(Problem requirements)
Give every entry again, word for word and in full.

** Begin Records provided **

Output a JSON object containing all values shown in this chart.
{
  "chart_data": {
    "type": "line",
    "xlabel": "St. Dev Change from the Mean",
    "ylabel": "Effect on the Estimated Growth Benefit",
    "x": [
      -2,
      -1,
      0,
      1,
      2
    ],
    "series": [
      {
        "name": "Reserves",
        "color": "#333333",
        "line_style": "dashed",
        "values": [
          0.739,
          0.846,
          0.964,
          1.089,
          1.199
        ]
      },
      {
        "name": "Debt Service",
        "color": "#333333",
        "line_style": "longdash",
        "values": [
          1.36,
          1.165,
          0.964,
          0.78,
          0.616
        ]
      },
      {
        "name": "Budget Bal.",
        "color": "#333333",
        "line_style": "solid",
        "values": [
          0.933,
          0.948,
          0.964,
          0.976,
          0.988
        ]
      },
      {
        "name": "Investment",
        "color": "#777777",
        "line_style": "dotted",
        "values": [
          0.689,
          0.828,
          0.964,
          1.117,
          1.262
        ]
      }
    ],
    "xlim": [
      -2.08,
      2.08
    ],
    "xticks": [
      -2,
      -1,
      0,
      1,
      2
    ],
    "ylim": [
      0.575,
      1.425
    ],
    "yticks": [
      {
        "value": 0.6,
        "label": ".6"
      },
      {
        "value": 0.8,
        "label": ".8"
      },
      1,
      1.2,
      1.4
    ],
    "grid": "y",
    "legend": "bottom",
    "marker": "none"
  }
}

** End Records provided **

(Answer to this exercise)
Output a JSON object containing all values shown in this chart.
{
  "chart_data": {
    "type": "line",
    "xlabel": "St. Dev Change from the Mean",
    "ylabel": "Effect on the Estimated Growth Benefit",
    "x": [
      -2,
      -1,
      0,
      1,
      2
    ],
    "series": [
      {
        "name": "Reserves",
        "color": "#333333",
        "line_style": "dashed",
        "values": [
          0.739,
          0.846,
          0.964,
          1.089,
          1.199
        ]
      },
      {
        "name": "Debt Service",
        "color": "#333333",
        "line_style": "longdash",
        "values": [
          1.36,
          1.165,
          0.964,
          0.78,
          0.616
        ]
      },
      {
        "name": "Budget Bal.",
        "color": "#333333",
        "line_style": "solid",
        "values": [
          0.933,
          0.948,
          0.964,
          0.976,
          0.988
        ]
      },
      {
        "name": "Investment",
        "color": "#777777",
        "line_style": "dotted",
        "values": [
          0.689,
          0.828,
          0.964,
          1.117,
          1.262
        ]
      }
    ],
    "xlim": [
      -2.08,
      2.08
    ],
    "xticks": [
      -2,
      -1,
      0,
      1,
      2
    ],
    "ylim": [
      0.575,
      1.425
    ],
    "yticks": [
      {
        "value": 0.6,
        "label": ".6"
      },
      {
        "value": 0.8,
        "label": ".8"
      },
      1,
      1.2,
      1.4
    ],
    "grid": "y",
    "legend": "bottom",
    "marker": "none"
  }
}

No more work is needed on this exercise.